- [Task to complete]:
Repeat each line exactly, leaving nothing out.

[Stored entries]

# # #

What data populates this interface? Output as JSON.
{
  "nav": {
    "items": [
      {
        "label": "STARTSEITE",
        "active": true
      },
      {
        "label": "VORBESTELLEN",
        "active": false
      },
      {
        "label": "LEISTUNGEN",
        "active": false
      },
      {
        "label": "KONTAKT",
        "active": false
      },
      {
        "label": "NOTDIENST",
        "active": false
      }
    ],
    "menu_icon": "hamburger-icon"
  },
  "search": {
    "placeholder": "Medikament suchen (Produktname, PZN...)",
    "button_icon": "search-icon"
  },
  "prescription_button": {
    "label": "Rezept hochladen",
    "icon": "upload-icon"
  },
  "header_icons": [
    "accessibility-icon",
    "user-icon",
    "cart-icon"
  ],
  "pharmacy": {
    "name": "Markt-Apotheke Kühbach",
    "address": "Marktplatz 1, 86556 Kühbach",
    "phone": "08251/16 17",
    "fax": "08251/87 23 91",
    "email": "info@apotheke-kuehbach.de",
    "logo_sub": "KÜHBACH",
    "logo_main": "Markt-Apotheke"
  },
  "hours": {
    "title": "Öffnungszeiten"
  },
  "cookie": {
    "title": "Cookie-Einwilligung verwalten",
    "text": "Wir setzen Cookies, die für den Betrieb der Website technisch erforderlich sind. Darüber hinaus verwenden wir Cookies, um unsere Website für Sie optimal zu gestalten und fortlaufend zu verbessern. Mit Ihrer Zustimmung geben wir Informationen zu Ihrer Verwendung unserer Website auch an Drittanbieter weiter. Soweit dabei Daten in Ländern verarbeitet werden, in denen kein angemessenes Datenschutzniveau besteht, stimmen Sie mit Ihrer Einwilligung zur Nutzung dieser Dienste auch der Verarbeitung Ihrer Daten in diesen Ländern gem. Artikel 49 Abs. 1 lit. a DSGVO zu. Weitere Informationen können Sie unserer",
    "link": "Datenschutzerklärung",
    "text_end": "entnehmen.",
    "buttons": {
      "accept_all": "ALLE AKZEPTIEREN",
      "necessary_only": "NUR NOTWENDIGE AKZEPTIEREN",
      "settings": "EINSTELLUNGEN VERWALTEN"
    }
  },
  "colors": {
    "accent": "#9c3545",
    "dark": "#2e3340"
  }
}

# # #

- [Complete answer]:
What data populates this interface? Output as JSON.
{
  "nav": {
    "items": [
      {
        "label": "STARTSEITE",
        "active": true
      },
      {
        "label": "VORBESTELLEN",
        "active": false
      },
      {
        "label": "LEISTUNGEN",
        "active": false
      },
      {
        "label": "KONTAKT",
        "active": false
      },
      {
        "label": "NOTDIENST",
        "active": false
      }
    ],
    "menu_icon": "hamburger-icon"
  },
  "search": {
    "placeholder": "Medikament suchen (Produktname, PZN...)",
    "button_icon": "search-icon"
  },
  "prescription_button": {
    "label": "Rezept hochladen",
    "icon": "upload-icon"
  },
  "header_icons": [
    "accessibility-icon",
    "user-icon",
    "cart-icon"
  ],
  "pharmacy": {
    "name": "Markt-Apotheke Kühbach",
    "address": "Marktplatz 1, 86556 Kühbach",
    "phone": "08251/16 17",
    "fax": "08251/87 23 91",
    "email": "info@apotheke-kuehbach.de",
    "logo_sub": "KÜHBACH",
    "logo_main": "Markt-Apotheke"
  },
  "hours": {
    "title": "Öffnungszeiten"
  },
  "cookie": {
    "title": "Cookie-Einwilligung verwalten",
    "text": "Wir setzen Cookies, die für den Betrieb der Website technisch erforderlich sind. Darüber hinaus verwenden wir Cookies, um unsere Website für Sie optimal zu gestalten und fortlaufend zu verbessern. Mit Ihrer Zustimmung geben wir Informationen zu Ihrer Verwendung unserer Website auch an Drittanbieter weiter. Soweit dabei Daten in Ländern verarbeitet werden, in denen kein angemessenes Datenschutzniveau besteht, stimmen Sie mit Ihrer Einwilligung zur Nutzung dieser Dienste auch der Verarbeitung Ihrer Daten in diesen Ländern gem. Artikel 49 Abs. 1 lit. a DSGVO zu. Weitere Informationen können Sie unserer",
    "link": "Datenschutzerklärung",
    "text_end": "entnehmen.",
    "buttons": {
      "accept_all": "ALLE AKZEPTIEREN",
      "necessary_only": "NUR NOTWENDIGE AKZEPTIEREN",
      "settings": "EINSTELLUNGEN VERWALTEN"
    }
  },
  "colors": {
    "accent": "#9c3545",
    "dark": "#2e3340"
  }
}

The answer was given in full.